- **Stated problem**
Print all entries precisely as they are written.
[BEGIN Records for the exercise]
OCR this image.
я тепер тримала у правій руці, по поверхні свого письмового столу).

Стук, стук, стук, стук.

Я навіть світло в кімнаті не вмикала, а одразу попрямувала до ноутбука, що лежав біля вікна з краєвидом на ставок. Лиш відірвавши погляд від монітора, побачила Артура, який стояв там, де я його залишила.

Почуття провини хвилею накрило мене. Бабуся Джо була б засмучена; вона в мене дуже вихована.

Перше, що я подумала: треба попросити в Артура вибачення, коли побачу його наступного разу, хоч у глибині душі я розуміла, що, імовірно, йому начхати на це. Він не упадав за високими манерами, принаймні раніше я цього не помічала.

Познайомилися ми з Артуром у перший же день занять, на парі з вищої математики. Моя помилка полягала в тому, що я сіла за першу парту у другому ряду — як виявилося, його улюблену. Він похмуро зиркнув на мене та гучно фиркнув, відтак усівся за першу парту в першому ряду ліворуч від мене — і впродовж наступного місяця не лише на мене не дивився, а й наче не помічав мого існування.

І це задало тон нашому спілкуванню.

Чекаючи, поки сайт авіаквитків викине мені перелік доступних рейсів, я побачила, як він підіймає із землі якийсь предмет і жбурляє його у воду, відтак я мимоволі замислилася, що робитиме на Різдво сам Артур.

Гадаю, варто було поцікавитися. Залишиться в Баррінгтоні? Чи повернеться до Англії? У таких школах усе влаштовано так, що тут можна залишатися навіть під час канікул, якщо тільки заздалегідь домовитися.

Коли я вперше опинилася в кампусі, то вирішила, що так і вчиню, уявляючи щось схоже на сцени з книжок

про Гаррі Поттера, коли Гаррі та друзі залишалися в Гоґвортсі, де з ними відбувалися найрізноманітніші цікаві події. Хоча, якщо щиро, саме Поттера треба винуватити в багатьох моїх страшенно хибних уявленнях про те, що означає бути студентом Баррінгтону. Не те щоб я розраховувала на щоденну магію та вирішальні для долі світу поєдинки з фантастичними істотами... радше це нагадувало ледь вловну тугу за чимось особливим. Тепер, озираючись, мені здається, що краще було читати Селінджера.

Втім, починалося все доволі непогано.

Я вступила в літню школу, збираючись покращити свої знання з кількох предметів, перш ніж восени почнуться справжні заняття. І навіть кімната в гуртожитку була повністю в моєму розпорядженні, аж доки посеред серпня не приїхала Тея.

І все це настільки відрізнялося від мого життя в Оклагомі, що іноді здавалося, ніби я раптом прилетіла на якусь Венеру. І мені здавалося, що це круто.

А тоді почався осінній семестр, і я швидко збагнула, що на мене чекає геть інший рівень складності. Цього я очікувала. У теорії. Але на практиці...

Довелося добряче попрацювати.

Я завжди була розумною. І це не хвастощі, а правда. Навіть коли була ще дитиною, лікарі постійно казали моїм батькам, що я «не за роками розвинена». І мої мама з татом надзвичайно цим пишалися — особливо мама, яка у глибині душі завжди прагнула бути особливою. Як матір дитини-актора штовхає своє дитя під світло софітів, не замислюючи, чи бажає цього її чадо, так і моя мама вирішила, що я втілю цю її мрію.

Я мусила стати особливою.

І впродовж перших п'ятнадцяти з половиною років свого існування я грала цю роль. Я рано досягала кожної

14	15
[END Records for the exercise]
- **Response to the exercise**
OCR this image.
я тепер тримала у правій руці, по поверхні свого письмового столу).

Стук, стук, стук, стук.

Я навіть світло в кімнаті не вмикала, а одразу попрямувала до ноутбука, що лежав біля вікна з краєвидом на ставок. Лиш відірвавши погляд від монітора, побачила Артура, який стояв там, де я його залишила.

Почуття провини хвилею накрило мене. Бабуся Джо була б засмучена; вона в мене дуже вихована.

Перше, що я подумала: треба попросити в Артура вибачення, коли побачу його наступного разу, хоч у глибині душі я розуміла, що, імовірно, йому начхати на це. Він не упадав за високими манерами, принаймні раніше я цього не помічала.

Познайомилися ми з Артуром у перший же день занять, на парі з вищої математики. Моя помилка полягала в тому, що я сіла за першу парту у другому ряду — як виявилося, його улюблену. Він похмуро зиркнув на мене та гучно фиркнув, відтак усівся за першу парту в першому ряду ліворуч від мене — і впродовж наступного місяця не лише на мене не дивився, а й наче не помічав мого існування.

І це задало тон нашому спілкуванню.

Чекаючи, поки сайт авіаквитків викине мені перелік доступних рейсів, я побачила, як він підіймає із землі якийсь предмет і жбурляє його у воду, відтак я мимоволі замислилася, що робитиме на Різдво сам Артур.

Гадаю, варто було поцікавитися. Залишиться в Баррінгтоні? Чи повернеться до Англії? У таких школах усе влаштовано так, що тут можна залишатися навіть під час канікул, якщо тільки заздалегідь домовитися.

Коли я вперше опинилася в кампусі, то вирішила, що так і вчиню, уявляючи щось схоже на сцени з книжок

про Гаррі Поттера, коли Гаррі та друзі залишалися в Гоґвортсі, де з ними відбувалися найрізноманітніші цікаві події. Хоча, якщо щиро, саме Поттера треба винуватити в багатьох моїх страшенно хибних уявленнях про те, що означає бути студентом Баррінгтону. Не те щоб я розраховувала на щоденну магію та вирішальні для долі світу поєдинки з фантастичними істотами... радше це нагадувало ледь вловну тугу за чимось особливим. Тепер, озираючись, мені здається, що краще було читати Селінджера.

Втім, починалося все доволі непогано.

Я вступила в літню школу, збираючись покращити свої знання з кількох предметів, перш ніж восени почнуться справжні заняття. І навіть кімната в гуртожитку була повністю в моєму розпорядженні, аж доки посеред серпня не приїхала Тея.

І все це настільки відрізнялося від мого життя в Оклагомі, що іноді здавалося, ніби я раптом прилетіла на якусь Венеру. І мені здавалося, що це круто.

А тоді почався осінній семестр, і я швидко збагнула, що на мене чекає геть інший рівень складності. Цього я очікувала. У теорії. Але на практиці...

Довелося добряче попрацювати.

Я завжди була розумною. І це не хвастощі, а правда. Навіть коли була ще дитиною, лікарі постійно казали моїм батькам, що я «не за роками розвинена». І мої мама з татом надзвичайно цим пишалися — особливо мама, яка у глибині душі завжди прагнула бути особливою. Як матір дитини-актора штовхає своє дитя під світло софітів, не замислюючи, чи бажає цього її чадо, так і моя мама вирішила, що я втілю цю її мрію.

Я мусила стати особливою.

І впродовж перших п'ятнадцяти з половиною років свого існування я грала цю роль. Я рано досягала кожної

14	15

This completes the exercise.